* Provided entries
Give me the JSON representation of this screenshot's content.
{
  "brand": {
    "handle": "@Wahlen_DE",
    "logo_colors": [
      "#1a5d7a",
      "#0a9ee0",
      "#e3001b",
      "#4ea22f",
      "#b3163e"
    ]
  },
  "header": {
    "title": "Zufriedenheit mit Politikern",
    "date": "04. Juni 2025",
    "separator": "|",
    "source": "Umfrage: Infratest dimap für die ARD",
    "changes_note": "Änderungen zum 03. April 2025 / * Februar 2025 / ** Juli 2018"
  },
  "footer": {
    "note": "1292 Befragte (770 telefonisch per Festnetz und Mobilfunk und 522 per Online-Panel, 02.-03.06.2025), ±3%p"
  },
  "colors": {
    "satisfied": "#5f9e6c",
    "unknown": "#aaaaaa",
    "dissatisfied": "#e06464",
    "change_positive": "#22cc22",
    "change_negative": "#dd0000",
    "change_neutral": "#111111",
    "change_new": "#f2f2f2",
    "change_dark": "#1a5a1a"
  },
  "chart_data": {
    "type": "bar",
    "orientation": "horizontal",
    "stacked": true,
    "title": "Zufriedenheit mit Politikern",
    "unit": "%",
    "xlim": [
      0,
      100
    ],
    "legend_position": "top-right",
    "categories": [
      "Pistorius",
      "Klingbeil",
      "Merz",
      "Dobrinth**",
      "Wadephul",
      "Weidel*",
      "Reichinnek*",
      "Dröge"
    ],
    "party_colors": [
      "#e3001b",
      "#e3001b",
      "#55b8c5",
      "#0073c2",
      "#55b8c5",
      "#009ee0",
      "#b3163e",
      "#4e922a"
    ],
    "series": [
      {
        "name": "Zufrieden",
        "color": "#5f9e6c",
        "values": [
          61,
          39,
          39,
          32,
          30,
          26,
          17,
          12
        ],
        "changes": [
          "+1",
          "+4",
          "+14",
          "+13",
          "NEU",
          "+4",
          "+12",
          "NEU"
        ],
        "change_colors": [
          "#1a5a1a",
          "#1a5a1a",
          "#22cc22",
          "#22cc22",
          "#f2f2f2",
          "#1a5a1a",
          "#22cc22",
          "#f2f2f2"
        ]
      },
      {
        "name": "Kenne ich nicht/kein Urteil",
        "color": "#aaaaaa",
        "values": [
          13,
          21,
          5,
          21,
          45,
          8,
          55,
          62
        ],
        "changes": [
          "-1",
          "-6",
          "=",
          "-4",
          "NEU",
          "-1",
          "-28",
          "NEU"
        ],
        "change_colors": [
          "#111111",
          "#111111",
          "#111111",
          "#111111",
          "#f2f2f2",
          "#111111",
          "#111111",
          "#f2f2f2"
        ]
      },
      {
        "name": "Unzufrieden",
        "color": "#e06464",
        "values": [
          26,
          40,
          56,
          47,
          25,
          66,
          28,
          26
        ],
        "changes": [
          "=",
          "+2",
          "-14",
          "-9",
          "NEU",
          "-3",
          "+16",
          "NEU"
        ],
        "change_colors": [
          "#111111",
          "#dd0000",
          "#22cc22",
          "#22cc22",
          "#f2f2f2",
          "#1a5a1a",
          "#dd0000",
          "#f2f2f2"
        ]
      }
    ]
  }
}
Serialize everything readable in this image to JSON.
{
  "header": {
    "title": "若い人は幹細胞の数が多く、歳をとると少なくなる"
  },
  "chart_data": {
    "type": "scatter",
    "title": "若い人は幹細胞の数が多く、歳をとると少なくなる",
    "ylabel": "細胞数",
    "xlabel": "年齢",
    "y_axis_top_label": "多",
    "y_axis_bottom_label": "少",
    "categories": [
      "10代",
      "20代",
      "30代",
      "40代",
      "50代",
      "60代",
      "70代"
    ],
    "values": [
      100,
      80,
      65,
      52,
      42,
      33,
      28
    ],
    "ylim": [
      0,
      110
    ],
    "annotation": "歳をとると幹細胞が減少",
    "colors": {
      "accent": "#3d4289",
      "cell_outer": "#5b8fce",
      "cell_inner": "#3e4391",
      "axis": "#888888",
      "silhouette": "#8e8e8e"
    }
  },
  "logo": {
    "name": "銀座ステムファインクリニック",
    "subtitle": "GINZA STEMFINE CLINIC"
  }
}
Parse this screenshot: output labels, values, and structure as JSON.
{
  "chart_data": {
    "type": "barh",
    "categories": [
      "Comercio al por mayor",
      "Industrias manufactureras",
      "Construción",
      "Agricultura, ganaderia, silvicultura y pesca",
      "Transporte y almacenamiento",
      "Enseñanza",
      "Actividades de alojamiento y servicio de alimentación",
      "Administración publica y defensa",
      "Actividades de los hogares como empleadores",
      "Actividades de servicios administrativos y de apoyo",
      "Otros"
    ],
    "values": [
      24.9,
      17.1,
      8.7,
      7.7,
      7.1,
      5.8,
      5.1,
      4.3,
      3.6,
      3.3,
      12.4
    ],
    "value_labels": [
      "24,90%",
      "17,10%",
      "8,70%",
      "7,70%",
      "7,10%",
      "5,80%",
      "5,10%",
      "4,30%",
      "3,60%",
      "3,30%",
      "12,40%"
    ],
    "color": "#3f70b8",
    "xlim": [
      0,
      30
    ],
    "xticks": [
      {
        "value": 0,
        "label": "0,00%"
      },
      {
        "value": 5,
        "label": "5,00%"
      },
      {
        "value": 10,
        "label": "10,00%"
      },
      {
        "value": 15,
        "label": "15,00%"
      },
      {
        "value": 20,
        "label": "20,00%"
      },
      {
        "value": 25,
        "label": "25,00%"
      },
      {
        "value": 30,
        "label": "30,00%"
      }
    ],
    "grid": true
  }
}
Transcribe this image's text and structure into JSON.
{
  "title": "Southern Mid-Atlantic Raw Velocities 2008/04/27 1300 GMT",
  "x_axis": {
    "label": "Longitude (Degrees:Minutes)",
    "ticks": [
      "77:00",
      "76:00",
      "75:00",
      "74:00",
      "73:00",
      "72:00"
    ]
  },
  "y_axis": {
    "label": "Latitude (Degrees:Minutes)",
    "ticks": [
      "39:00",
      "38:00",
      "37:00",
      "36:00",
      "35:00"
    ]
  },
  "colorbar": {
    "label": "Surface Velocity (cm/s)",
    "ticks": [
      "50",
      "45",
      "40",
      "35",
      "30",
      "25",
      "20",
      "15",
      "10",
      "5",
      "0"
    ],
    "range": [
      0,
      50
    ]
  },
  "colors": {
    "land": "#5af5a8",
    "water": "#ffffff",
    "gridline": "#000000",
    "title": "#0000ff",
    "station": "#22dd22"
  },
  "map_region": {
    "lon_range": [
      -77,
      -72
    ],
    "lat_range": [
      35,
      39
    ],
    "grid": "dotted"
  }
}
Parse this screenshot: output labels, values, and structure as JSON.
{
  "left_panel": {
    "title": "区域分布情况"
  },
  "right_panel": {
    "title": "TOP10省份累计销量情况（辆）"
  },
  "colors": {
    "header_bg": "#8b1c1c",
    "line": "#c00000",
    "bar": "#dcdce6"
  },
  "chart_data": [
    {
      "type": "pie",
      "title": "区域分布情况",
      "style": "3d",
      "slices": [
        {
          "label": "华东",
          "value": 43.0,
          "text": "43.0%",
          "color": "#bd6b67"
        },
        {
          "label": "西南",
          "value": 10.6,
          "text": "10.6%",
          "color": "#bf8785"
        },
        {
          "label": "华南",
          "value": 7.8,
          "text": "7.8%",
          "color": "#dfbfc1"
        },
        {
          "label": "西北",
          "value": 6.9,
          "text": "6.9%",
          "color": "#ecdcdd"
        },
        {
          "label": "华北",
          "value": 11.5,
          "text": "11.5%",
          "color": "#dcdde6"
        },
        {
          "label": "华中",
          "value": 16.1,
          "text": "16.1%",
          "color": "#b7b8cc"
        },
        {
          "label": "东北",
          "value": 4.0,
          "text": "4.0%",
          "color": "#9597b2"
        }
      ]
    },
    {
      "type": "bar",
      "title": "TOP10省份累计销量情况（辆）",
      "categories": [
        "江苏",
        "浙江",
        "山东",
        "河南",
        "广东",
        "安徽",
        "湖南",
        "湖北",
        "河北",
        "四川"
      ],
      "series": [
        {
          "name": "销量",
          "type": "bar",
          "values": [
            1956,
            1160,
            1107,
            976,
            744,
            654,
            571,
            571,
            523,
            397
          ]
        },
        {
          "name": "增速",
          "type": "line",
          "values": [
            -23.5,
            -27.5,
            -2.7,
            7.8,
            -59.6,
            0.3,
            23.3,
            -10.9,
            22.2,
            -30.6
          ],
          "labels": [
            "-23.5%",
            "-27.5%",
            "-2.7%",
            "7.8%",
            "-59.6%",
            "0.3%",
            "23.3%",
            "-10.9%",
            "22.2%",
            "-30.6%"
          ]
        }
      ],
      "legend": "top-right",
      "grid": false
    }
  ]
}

* Problem
Pick each line holding the word "this" out of the data and copy it.

* Correct result
Give me the JSON representation of this screenshot's content.
Serialize everything readable in this image to JSON.
Parse this screenshot: output labels, values, and structure as JSON.
Transcribe this image's text and structure into JSON.
Parse this screenshot: output labels, values, and structure as JSON.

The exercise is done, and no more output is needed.